[Supplied information]
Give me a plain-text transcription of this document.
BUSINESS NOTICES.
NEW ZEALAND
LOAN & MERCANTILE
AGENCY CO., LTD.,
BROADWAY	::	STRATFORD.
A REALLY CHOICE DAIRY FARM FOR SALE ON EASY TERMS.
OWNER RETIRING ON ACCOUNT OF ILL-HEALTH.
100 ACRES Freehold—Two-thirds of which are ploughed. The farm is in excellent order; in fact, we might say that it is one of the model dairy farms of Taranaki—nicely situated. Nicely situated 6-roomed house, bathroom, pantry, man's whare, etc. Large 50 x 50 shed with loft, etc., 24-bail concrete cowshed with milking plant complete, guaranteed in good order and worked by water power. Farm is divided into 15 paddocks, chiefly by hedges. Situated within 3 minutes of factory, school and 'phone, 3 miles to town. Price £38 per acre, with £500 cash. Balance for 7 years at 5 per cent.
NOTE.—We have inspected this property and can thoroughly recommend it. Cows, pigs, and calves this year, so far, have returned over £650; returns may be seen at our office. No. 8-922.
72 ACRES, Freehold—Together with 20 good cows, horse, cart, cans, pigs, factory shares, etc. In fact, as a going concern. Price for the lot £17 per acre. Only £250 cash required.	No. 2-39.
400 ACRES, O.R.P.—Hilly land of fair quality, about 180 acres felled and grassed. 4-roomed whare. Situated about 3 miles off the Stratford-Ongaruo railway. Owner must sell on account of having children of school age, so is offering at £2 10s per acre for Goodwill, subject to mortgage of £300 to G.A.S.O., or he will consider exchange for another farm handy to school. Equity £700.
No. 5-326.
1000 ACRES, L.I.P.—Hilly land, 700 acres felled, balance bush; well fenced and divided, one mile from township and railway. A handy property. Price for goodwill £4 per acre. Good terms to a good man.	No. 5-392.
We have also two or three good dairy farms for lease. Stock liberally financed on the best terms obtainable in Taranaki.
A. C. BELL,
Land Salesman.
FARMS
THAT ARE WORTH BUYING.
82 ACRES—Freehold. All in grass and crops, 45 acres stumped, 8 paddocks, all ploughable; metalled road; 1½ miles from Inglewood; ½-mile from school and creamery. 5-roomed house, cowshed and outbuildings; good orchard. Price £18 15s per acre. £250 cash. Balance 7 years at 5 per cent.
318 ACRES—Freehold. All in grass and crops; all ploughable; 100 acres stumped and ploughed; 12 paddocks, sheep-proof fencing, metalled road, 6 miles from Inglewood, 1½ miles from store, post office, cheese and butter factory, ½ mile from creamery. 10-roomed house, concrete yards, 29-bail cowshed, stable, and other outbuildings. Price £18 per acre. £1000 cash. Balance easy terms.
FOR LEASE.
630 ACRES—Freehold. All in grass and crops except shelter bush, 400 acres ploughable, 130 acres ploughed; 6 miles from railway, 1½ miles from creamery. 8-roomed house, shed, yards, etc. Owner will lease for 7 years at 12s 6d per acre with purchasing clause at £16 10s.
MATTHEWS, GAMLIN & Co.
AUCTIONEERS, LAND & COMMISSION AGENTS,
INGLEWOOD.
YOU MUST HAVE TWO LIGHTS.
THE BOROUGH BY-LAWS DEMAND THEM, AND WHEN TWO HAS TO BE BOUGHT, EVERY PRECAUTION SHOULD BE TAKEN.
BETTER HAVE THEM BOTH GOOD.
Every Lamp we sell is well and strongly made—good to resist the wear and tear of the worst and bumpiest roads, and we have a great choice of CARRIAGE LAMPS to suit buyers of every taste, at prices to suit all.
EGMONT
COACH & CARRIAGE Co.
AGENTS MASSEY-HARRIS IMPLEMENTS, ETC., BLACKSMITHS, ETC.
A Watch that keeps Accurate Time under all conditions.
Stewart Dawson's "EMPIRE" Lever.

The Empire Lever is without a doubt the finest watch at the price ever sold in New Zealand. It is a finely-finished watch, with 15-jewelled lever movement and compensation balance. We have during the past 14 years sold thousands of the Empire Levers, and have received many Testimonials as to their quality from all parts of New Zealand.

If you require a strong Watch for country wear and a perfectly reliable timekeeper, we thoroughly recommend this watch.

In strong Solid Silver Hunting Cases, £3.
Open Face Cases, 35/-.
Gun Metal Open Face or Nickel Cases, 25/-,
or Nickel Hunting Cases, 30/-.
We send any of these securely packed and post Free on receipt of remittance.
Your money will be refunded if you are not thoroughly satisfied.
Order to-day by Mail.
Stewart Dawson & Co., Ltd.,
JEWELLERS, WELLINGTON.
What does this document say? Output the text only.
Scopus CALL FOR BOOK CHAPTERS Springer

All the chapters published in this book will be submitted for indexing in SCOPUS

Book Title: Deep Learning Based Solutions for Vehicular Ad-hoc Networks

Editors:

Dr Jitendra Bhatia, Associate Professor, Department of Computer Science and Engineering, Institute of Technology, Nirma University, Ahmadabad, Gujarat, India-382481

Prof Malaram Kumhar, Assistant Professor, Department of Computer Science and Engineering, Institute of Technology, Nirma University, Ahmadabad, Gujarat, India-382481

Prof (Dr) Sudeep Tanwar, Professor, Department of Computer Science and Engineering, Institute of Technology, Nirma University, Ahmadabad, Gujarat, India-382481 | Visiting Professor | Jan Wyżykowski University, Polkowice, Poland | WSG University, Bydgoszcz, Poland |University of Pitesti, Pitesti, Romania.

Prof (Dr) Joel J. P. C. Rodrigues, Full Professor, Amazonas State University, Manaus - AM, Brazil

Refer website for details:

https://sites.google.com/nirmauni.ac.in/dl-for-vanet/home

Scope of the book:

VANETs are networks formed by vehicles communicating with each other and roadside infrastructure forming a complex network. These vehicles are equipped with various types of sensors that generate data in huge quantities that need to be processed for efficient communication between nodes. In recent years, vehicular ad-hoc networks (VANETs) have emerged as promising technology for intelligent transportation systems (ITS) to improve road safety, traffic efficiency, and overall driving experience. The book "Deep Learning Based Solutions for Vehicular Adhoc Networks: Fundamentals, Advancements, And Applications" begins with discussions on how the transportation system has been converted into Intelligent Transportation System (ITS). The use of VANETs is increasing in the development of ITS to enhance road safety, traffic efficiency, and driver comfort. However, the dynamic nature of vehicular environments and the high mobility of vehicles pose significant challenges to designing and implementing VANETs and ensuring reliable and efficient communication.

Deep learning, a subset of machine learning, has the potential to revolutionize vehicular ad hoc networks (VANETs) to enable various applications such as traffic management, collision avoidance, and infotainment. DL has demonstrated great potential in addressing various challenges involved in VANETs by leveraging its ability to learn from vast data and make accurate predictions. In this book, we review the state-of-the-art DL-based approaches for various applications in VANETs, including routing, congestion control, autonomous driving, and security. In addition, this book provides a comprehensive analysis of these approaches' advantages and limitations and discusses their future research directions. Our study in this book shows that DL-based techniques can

[What you should do]
Copy every line in the records above that contains the word "Cases".

[Correct response]
In strong Solid Silver Hunting Cases, £3.
Open Face Cases, 35/-.
Gun Metal Open Face or Nickel Cases, 25/-,
or Nickel Hunting Cases, 30/-.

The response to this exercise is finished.